Entries with figure data:
══════

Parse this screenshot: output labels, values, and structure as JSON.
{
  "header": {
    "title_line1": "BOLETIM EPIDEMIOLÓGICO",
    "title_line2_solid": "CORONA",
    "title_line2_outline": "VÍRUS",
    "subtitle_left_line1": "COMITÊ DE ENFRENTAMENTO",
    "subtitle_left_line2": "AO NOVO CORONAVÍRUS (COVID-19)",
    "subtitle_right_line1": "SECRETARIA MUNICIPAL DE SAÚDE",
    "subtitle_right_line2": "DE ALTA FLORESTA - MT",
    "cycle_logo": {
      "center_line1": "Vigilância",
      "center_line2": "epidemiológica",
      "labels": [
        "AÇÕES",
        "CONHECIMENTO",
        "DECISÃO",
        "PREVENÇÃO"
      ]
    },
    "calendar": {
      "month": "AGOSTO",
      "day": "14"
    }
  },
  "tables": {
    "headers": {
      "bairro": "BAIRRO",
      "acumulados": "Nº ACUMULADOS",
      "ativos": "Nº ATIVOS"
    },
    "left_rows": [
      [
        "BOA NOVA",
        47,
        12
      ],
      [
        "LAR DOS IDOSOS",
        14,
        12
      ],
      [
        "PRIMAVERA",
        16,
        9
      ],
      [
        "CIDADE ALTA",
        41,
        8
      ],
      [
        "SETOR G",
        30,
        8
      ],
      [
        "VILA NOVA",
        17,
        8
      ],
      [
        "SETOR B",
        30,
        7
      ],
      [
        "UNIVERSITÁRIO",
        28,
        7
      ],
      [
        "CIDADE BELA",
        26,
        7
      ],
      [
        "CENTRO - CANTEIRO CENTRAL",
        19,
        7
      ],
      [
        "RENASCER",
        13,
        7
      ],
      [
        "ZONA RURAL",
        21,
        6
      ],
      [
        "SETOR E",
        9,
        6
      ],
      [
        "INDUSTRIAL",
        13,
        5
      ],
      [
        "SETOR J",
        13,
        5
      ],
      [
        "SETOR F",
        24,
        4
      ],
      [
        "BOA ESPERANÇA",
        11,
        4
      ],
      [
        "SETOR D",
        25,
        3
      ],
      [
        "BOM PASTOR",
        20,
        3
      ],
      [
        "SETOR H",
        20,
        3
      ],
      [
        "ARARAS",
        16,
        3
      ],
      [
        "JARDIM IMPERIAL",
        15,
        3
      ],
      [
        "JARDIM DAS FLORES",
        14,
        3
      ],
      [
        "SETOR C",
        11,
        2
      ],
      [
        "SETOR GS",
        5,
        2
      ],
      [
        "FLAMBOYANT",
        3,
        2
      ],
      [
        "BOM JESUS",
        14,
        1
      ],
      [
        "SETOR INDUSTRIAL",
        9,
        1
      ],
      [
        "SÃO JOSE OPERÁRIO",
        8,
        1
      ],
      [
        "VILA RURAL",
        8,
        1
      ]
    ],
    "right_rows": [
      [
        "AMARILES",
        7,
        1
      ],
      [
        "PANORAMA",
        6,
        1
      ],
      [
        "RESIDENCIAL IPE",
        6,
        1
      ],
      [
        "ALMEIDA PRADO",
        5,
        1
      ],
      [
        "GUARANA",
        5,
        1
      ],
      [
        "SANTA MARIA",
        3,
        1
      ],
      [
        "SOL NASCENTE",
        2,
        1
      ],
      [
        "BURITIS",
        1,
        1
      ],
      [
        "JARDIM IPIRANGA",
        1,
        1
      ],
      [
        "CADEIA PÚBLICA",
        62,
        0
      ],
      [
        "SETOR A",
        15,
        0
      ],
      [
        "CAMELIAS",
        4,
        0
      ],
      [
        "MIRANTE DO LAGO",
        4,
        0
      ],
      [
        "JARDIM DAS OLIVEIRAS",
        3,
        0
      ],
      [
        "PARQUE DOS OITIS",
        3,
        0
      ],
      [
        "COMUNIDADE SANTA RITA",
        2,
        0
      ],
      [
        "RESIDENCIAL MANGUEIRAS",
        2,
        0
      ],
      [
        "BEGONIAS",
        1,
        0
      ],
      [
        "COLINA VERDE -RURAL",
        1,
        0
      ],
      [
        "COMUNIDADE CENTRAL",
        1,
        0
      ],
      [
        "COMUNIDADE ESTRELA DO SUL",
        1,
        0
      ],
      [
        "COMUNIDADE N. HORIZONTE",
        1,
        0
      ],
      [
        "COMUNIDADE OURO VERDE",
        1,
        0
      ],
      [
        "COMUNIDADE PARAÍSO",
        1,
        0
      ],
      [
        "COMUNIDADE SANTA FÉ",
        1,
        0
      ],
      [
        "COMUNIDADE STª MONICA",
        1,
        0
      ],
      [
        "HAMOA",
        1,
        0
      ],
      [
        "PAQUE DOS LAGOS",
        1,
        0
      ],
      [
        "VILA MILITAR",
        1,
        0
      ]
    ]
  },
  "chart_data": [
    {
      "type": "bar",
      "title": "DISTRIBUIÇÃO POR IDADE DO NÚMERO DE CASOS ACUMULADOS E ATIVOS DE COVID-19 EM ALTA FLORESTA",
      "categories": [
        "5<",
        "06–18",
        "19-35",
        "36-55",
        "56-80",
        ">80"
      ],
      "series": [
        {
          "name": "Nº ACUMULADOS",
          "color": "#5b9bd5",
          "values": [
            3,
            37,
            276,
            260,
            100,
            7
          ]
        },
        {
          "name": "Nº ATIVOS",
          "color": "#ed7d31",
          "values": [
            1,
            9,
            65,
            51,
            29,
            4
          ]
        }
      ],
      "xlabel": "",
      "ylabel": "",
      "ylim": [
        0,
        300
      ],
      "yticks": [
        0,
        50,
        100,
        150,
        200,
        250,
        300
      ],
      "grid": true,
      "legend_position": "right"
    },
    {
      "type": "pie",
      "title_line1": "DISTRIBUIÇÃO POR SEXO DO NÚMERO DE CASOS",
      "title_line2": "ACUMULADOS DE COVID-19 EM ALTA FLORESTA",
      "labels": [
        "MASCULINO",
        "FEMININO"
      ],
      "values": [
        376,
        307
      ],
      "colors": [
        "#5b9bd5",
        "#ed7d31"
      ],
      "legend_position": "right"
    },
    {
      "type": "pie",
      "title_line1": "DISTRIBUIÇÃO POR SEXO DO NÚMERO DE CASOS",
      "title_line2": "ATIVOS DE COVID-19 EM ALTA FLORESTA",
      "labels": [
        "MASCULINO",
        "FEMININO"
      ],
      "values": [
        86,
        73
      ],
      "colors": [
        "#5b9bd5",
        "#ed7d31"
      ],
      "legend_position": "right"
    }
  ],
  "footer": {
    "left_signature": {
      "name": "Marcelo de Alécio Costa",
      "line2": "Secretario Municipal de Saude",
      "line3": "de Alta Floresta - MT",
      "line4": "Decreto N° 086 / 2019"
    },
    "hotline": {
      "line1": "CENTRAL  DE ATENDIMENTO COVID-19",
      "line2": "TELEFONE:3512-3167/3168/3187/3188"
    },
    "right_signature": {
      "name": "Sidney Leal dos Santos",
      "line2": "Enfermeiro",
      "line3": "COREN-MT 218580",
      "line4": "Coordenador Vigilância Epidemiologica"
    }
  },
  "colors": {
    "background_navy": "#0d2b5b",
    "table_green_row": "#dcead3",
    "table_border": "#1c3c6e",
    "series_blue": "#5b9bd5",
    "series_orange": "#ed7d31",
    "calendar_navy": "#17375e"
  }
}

══════

> **PROBLEM TO SOLVE**: Each line of the material should be echoed exactly.

> **RESPONSE**:
Parse this screenshot: output labels, values, and structure as JSON.
{
  "header": {
    "title_line1": "BOLETIM EPIDEMIOLÓGICO",
    "title_line2_solid": "CORONA",
    "title_line2_outline": "VÍRUS",
    "subtitle_left_line1": "COMITÊ DE ENFRENTAMENTO",
    "subtitle_left_line2": "AO NOVO CORONAVÍRUS (COVID-19)",
    "subtitle_right_line1": "SECRETARIA MUNICIPAL DE SAÚDE",
    "subtitle_right_line2": "DE ALTA FLORESTA - MT",
    "cycle_logo": {
      "center_line1": "Vigilância",
      "center_line2": "epidemiológica",
      "labels": [
        "AÇÕES",
        "CONHECIMENTO",
        "DECISÃO",
        "PREVENÇÃO"
      ]
    },
    "calendar": {
      "month": "AGOSTO",
      "day": "14"
    }
  },
  "tables": {
    "headers": {
      "bairro": "BAIRRO",
      "acumulados": "Nº ACUMULADOS",
      "ativos": "Nº ATIVOS"
    },
    "left_rows": [
      [
        "BOA NOVA",
        47,
        12
      ],
      [
        "LAR DOS IDOSOS",
        14,
        12
      ],
      [
        "PRIMAVERA",
        16,
        9
      ],
      [
        "CIDADE ALTA",
        41,
        8
      ],
      [
        "SETOR G",
        30,
        8
      ],
      [
        "VILA NOVA",
        17,
        8
      ],
      [
        "SETOR B",
        30,
        7
      ],
      [
        "UNIVERSITÁRIO",
        28,
        7
      ],
      [
        "CIDADE BELA",
        26,
        7
      ],
      [
        "CENTRO - CANTEIRO CENTRAL",
        19,
        7
      ],
      [
        "RENASCER",
        13,
        7
      ],
      [
        "ZONA RURAL",
        21,
        6
      ],
      [
        "SETOR E",
        9,
        6
      ],
      [
        "INDUSTRIAL",
        13,
        5
      ],
      [
        "SETOR J",
        13,
        5
      ],
      [
        "SETOR F",
        24,
        4
      ],
      [
        "BOA ESPERANÇA",
        11,
        4
      ],
      [
        "SETOR D",
        25,
        3
      ],
      [
        "BOM PASTOR",
        20,
        3
      ],
      [
        "SETOR H",
        20,
        3
      ],
      [
        "ARARAS",
        16,
        3
      ],
      [
        "JARDIM IMPERIAL",
        15,
        3
      ],
      [
        "JARDIM DAS FLORES",
        14,
        3
      ],
      [
        "SETOR C",
        11,
        2
      ],
      [
        "SETOR GS",
        5,
        2
      ],
      [
        "FLAMBOYANT",
        3,
        2
      ],
      [
        "BOM JESUS",
        14,
        1
      ],
      [
        "SETOR INDUSTRIAL",
        9,
        1
      ],
      [
        "SÃO JOSE OPERÁRIO",
        8,
        1
      ],
      [
        "VILA RURAL",
        8,
        1
      ]
    ],
    "right_rows": [
      [
        "AMARILES",
        7,
        1
      ],
      [
        "PANORAMA",
        6,
        1
      ],
      [
        "RESIDENCIAL IPE",
        6,
        1
      ],
      [
        "ALMEIDA PRADO",
        5,
        1
      ],
      [
        "GUARANA",
        5,
        1
      ],
      [
        "SANTA MARIA",
        3,
        1
      ],
      [
        "SOL NASCENTE",
        2,
        1
      ],
      [
        "BURITIS",
        1,
        1
      ],
      [
        "JARDIM IPIRANGA",
        1,
        1
      ],
      [
        "CADEIA PÚBLICA",
        62,
        0
      ],
      [
        "SETOR A",
        15,
        0
      ],
      [
        "CAMELIAS",
        4,
        0
      ],
      [
        "MIRANTE DO LAGO",
        4,
        0
      ],
      [
        "JARDIM DAS OLIVEIRAS",
        3,
        0
      ],
      [
        "PARQUE DOS OITIS",
        3,
        0
      ],
      [
        "COMUNIDADE SANTA RITA",
        2,
        0
      ],
      [
        "RESIDENCIAL MANGUEIRAS",
        2,
        0
      ],
      [
        "BEGONIAS",
        1,
        0
      ],
      [
        "COLINA VERDE -RURAL",
        1,
        0
      ],
      [
        "COMUNIDADE CENTRAL",
        1,
        0
      ],
      [
        "COMUNIDADE ESTRELA DO SUL",
        1,
        0
      ],
      [
        "COMUNIDADE N. HORIZONTE",
        1,
        0
      ],
      [
        "COMUNIDADE OURO VERDE",
        1,
        0
      ],
      [
        "COMUNIDADE PARAÍSO",
        1,
        0
      ],
      [
        "COMUNIDADE SANTA FÉ",
        1,
        0
      ],
      [
        "COMUNIDADE STª MONICA",
        1,
        0
      ],
      [
        "HAMOA",
        1,
        0
      ],
      [
        "PAQUE DOS LAGOS",
        1,
        0
      ],
      [
        "VILA MILITAR",
        1,
        0
      ]
    ]
  },
  "chart_data": [
    {
      "type": "bar",
      "title": "DISTRIBUIÇÃO POR IDADE DO NÚMERO DE CASOS ACUMULADOS E ATIVOS DE COVID-19 EM ALTA FLORESTA",
      "categories": [
        "5<",
        "06–18",
        "19-35",
        "36-55",
        "56-80",
        ">80"
      ],
      "series": [
        {
          "name": "Nº ACUMULADOS",
          "color": "#5b9bd5",
          "values": [
            3,
            37,
            276,
            260,
            100,
            7
          ]
        },
        {
          "name": "Nº ATIVOS",
          "color": "#ed7d31",
          "values": [
            1,
            9,
            65,
            51,
            29,
            4
          ]
        }
      ],
      "xlabel": "",
      "ylabel": "",
      "ylim": [
        0,
        300
      ],
      "yticks": [
        0,
        50,
        100,
        150,
        200,
        250,
        300
      ],
      "grid": true,
      "legend_position": "right"
    },
    {
      "type": "pie",
      "title_line1": "DISTRIBUIÇÃO POR SEXO DO NÚMERO DE CASOS",
      "title_line2": "ACUMULADOS DE COVID-19 EM ALTA FLORESTA",
      "labels": [
        "MASCULINO",
        "FEMININO"
      ],
      "values": [
        376,
        307
      ],
      "colors": [
        "#5b9bd5",
        "#ed7d31"
      ],
      "legend_position": "right"
    },
    {
      "type": "pie",
      "title_line1": "DISTRIBUIÇÃO POR SEXO DO NÚMERO DE CASOS",
      "title_line2": "ATIVOS DE COVID-19 EM ALTA FLORESTA",
      "labels": [
        "MASCULINO",
        "FEMININO"
      ],
      "values": [
        86,
        73
      ],
      "colors": [
        "#5b9bd5",
        "#ed7d31"
      ],
      "legend_position": "right"
    }
  ],
  "footer": {
    "left_signature": {
      "name": "Marcelo de Alécio Costa",
      "line2": "Secretario Municipal de Saude",
      "line3": "de Alta Floresta - MT",
      "line4": "Decreto N° 086 / 2019"
    },
    "hotline": {
      "line1": "CENTRAL  DE ATENDIMENTO COVID-19",
      "line2": "TELEFONE:3512-3167/3168/3187/3188"
    },
    "right_signature": {
      "name": "Sidney Leal dos Santos",
      "line2": "Enfermeiro",
      "line3": "COREN-MT 218580",
      "line4": "Coordenador Vigilância Epidemiologica"
    }
  },
  "colors": {
    "background_navy": "#0d2b5b",
    "table_green_row": "#dcead3",
    "table_border": "#1c3c6e",
    "series_blue": "#5b9bd5",
    "series_orange": "#ed7d31",
    "calendar_navy": "#17375e"
  }
}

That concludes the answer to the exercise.